═════ Material provided ═════

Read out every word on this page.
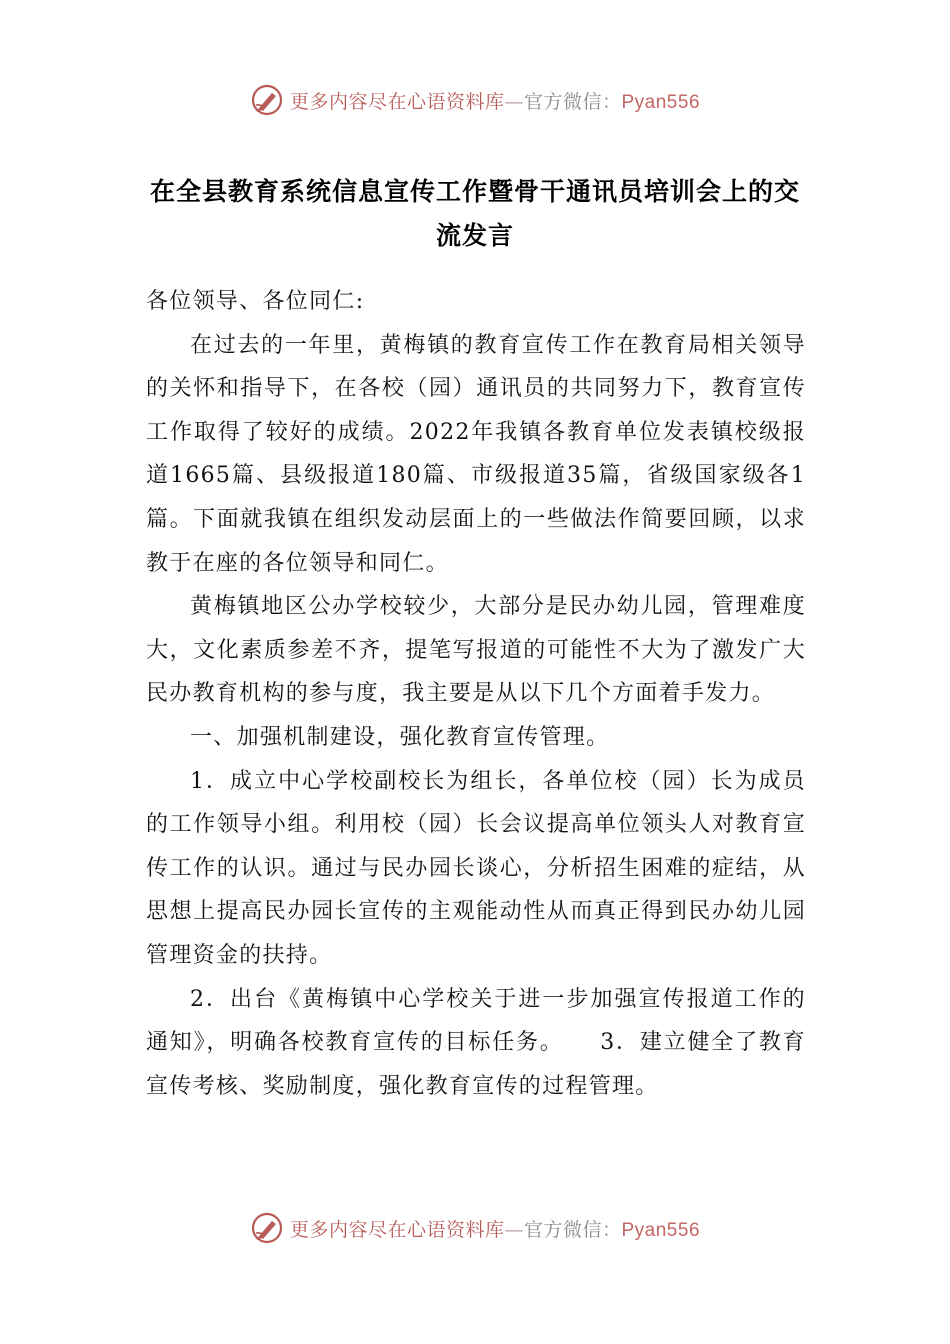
更多内容尽在心语资料库—官方微信：Pyan556
在全县教育系统信息宣传工作暨骨干通讯员培训会上的交流发言

各位领导、各位同仁:

在过去的一年里，黄梅镇的教育宣传工作在教育局相关领导的关怀和指导下，在各校（园）通讯员的共同努力下，教育宣传工作取得了较好的成绩。2022年我镇各教育单位发表镇校级报道1665篇、县级报道180篇、市级报道35篇，省级国家级各1篇。下面就我镇在组织发动层面上的一些做法作简要回顾，以求教于在座的各位领导和同仁。

黄梅镇地区公办学校较少，大部分是民办幼儿园，管理难度大，文化素质参差不齐，提笔写报道的可能性不大为了激发广大民办教育机构的参与度，我主要是从以下几个方面着手发力。

一、加强机制建设，强化教育宣传管理。

1．成立中心学校副校长为组长，各单位校（园）长为成员的工作领导小组。利用校（园）长会议提高单位领头人对教育宣传工作的认识。通过与民办园长谈心，分析招生困难的症结，从思想上提高民办园长宣传的主观能动性从而真正得到民办幼儿园管理资金的扶持。

2．出台《黄梅镇中心学校关于进一步加强宣传报道工作的通知》，明确各校教育宣传的目标任务。　　3．建立健全了教育宣传考核、奖励制度，强化教育宣传的过程管理。

更多内容尽在心语资料库—官方微信：Pyan556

═════

* [Your instructions] Could you repeat all of the material exactly? Pictures should not be copied.

* [Full output]
Read out every word on this page.
更多内容尽在心语资料库—官方微信：Pyan556
在全县教育系统信息宣传工作暨骨干通讯员培训会上的交流发言

各位领导、各位同仁:

在过去的一年里，黄梅镇的教育宣传工作在教育局相关领导的关怀和指导下，在各校（园）通讯员的共同努力下，教育宣传工作取得了较好的成绩。2022年我镇各教育单位发表镇校级报道1665篇、县级报道180篇、市级报道35篇，省级国家级各1篇。下面就我镇在组织发动层面上的一些做法作简要回顾，以求教于在座的各位领导和同仁。

黄梅镇地区公办学校较少，大部分是民办幼儿园，管理难度大，文化素质参差不齐，提笔写报道的可能性不大为了激发广大民办教育机构的参与度，我主要是从以下几个方面着手发力。

一、加强机制建设，强化教育宣传管理。

1．成立中心学校副校长为组长，各单位校（园）长为成员的工作领导小组。利用校（园）长会议提高单位领头人对教育宣传工作的认识。通过与民办园长谈心，分析招生困难的症结，从思想上提高民办园长宣传的主观能动性从而真正得到民办幼儿园管理资金的扶持。

2．出台《黄梅镇中心学校关于进一步加强宣传报道工作的通知》，明确各校教育宣传的目标任务。　　3．建立健全了教育宣传考核、奖励制度，强化教育宣传的过程管理。

更多内容尽在心语资料库—官方微信：Pyan556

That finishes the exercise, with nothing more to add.